**Given exercise**
Show each line of the data below that has the string "color" in it.

**Stored rows**
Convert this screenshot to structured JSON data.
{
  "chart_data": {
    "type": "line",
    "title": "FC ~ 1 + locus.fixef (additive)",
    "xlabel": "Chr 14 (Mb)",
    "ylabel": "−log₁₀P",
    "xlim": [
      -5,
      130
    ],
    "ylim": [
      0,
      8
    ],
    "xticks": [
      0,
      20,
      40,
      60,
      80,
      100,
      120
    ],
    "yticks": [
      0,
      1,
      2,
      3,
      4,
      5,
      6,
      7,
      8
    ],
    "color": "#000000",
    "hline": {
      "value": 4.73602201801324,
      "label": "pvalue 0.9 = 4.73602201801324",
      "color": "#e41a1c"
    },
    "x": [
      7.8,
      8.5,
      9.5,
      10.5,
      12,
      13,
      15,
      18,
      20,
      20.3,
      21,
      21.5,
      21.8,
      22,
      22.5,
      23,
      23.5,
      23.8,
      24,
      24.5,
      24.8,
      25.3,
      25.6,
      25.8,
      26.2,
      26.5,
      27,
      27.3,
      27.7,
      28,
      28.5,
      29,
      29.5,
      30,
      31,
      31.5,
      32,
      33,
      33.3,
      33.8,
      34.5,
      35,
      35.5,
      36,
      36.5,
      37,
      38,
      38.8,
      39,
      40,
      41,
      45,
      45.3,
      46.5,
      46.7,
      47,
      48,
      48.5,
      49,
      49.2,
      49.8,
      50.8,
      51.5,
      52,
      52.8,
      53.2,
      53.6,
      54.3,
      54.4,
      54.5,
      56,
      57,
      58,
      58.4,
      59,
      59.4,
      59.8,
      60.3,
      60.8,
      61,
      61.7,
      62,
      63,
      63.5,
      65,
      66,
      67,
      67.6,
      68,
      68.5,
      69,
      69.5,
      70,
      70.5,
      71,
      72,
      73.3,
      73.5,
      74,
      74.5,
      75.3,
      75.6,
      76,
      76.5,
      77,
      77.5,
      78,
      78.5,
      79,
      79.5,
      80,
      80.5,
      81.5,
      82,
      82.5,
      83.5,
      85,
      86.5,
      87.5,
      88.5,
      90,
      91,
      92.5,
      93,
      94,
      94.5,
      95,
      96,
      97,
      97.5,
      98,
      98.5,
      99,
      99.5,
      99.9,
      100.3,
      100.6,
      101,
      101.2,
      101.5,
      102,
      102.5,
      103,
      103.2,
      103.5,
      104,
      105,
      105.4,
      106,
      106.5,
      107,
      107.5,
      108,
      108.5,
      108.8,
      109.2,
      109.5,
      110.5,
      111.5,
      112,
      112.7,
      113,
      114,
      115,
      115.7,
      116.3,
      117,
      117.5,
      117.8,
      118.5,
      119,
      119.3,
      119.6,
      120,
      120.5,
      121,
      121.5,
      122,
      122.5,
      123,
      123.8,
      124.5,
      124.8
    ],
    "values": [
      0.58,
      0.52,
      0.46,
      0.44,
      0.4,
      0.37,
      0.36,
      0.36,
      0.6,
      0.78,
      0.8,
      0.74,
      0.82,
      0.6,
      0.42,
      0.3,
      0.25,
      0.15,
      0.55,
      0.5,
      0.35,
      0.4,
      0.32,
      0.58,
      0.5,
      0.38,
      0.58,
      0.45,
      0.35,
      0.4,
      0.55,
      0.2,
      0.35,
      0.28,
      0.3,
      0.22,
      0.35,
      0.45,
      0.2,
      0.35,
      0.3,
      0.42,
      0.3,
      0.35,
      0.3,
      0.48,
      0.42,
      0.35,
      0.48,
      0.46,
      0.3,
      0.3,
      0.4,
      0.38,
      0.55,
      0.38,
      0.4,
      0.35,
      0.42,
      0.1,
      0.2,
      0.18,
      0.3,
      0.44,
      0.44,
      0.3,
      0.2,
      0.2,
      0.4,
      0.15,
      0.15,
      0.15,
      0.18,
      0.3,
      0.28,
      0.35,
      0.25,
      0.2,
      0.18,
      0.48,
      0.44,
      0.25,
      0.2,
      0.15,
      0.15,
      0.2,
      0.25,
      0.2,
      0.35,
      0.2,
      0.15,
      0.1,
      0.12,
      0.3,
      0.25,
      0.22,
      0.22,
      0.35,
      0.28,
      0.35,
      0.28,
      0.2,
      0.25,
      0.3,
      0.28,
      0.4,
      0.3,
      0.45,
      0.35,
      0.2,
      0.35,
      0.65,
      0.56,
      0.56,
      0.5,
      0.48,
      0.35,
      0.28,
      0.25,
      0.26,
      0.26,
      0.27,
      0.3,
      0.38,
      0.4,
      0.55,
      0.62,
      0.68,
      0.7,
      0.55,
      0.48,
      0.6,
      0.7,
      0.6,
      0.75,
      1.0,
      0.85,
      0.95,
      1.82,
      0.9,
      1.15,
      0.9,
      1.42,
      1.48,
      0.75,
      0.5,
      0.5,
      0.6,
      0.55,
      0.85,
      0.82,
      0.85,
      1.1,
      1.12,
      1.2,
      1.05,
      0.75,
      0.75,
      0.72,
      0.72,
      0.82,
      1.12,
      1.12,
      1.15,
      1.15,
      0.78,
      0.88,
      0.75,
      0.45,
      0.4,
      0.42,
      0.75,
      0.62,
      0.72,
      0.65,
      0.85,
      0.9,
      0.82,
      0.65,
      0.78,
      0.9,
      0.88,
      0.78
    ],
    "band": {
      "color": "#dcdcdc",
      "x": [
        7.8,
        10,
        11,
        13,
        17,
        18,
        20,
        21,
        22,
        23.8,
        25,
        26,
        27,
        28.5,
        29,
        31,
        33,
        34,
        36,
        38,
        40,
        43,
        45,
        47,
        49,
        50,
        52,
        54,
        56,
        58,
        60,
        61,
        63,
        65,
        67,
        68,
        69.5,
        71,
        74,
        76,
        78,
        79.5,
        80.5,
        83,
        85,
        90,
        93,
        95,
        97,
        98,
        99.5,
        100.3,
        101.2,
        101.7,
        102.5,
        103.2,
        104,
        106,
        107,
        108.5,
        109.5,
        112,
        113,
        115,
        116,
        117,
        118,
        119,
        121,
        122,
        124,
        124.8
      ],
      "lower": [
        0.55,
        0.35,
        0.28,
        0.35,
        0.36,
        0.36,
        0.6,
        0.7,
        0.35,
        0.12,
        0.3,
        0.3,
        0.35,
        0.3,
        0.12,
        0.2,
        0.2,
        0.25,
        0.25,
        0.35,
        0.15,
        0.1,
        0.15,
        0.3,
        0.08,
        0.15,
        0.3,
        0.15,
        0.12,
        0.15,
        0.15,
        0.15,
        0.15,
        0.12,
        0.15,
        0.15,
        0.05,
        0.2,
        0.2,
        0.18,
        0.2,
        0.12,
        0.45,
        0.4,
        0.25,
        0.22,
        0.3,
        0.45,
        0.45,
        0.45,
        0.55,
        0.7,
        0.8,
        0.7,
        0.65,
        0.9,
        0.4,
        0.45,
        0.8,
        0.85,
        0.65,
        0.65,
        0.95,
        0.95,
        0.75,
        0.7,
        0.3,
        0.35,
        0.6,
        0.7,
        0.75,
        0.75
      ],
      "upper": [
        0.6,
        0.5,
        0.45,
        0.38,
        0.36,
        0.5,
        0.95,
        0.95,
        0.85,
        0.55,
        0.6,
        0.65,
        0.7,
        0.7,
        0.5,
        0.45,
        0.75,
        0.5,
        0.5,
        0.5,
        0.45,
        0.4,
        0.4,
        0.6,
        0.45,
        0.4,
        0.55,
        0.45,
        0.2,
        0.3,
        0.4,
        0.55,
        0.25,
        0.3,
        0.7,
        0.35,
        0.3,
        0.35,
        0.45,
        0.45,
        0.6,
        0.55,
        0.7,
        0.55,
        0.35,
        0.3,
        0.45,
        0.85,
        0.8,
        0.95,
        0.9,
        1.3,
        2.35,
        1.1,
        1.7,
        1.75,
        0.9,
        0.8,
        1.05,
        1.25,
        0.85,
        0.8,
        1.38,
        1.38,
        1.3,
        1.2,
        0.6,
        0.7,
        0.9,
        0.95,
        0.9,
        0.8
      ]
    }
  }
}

**Complete response**
    "color": "#000000",
      "color": "#e41a1c"
      "color": "#dcdcdc",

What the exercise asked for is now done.